What you have to do => Report only how many lines of the entries below contain the string "Camarillo".

Extracted information =>
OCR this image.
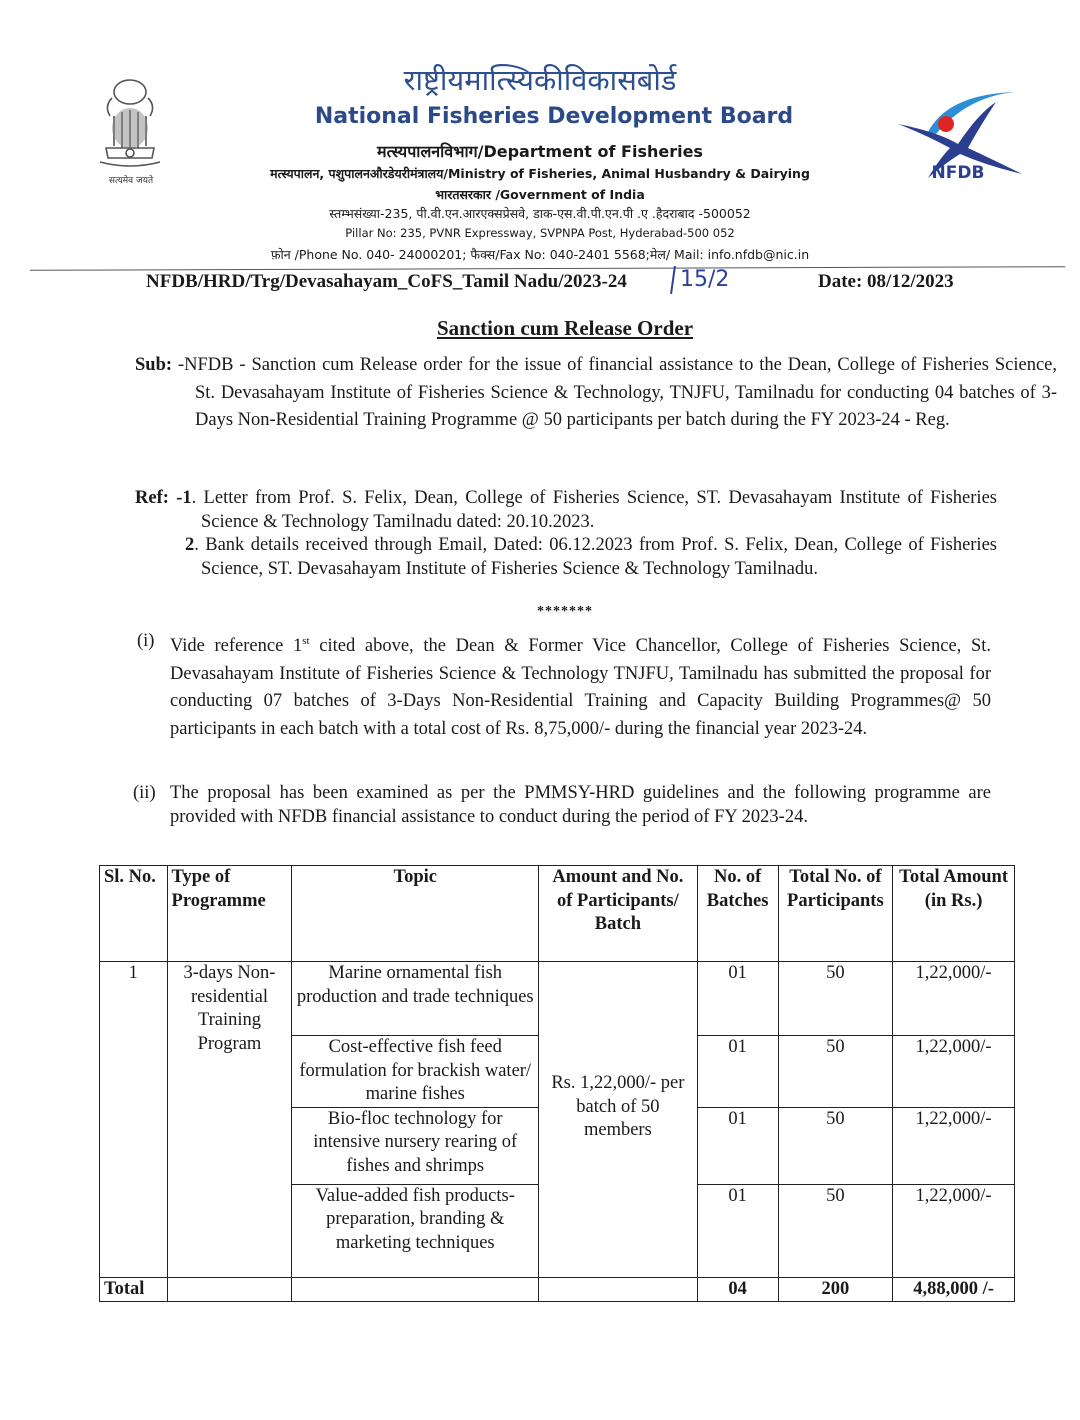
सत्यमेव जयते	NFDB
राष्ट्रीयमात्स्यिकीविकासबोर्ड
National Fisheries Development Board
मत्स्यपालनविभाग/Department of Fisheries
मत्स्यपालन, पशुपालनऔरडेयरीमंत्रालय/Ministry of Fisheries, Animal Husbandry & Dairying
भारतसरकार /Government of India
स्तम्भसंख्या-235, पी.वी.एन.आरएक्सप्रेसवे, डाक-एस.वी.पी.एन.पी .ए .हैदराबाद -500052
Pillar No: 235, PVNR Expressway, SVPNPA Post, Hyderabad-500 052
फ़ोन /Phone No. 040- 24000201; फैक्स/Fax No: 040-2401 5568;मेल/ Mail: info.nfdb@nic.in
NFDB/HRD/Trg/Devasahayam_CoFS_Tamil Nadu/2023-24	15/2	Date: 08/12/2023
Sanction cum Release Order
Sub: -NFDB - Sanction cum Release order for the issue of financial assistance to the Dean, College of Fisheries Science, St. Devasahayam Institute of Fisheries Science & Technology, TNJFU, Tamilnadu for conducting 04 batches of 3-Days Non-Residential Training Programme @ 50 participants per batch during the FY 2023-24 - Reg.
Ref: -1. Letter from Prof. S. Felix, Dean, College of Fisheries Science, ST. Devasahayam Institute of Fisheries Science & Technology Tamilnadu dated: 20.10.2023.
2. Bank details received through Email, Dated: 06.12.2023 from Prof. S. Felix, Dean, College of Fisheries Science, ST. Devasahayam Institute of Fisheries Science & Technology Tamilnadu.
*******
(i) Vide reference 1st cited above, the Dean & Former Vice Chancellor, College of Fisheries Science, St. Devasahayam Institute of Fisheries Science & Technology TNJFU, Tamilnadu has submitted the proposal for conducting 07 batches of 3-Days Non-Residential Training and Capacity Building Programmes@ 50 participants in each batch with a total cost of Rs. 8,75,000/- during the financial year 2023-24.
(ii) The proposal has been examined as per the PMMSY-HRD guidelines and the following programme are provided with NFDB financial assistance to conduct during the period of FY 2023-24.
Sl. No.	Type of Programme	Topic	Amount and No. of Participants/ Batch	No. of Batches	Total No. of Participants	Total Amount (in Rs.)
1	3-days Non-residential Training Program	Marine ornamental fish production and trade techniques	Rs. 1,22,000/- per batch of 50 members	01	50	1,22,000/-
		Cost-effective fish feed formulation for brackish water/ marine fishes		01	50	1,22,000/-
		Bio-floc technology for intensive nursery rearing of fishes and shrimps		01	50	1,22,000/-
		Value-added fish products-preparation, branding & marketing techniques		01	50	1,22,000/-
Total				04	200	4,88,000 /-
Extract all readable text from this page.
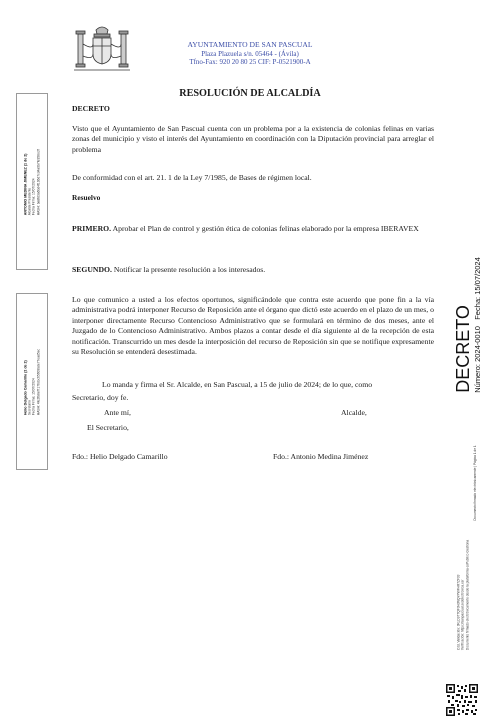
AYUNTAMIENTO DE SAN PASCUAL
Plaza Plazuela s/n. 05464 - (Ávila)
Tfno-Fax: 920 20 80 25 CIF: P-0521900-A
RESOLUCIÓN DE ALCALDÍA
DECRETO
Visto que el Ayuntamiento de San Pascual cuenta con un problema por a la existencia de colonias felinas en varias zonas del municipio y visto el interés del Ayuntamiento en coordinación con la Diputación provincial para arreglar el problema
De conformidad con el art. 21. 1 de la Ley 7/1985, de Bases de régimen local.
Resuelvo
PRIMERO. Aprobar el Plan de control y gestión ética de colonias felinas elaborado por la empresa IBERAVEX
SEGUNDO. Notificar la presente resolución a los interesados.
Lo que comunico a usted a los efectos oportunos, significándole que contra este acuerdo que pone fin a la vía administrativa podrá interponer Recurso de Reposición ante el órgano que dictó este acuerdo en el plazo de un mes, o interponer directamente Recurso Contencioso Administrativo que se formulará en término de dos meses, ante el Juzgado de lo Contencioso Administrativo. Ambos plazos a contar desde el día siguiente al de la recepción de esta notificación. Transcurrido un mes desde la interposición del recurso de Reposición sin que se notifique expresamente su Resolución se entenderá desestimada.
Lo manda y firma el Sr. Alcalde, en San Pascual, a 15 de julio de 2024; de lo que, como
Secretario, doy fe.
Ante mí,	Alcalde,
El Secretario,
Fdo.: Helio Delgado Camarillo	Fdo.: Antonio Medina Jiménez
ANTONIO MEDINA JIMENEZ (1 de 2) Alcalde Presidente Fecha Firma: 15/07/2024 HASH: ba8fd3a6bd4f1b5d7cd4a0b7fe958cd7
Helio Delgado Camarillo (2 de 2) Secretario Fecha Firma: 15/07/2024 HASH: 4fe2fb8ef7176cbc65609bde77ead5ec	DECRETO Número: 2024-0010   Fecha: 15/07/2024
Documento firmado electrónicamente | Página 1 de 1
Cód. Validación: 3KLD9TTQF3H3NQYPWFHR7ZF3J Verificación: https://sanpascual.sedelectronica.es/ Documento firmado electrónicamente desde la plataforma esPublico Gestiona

Correct result => 2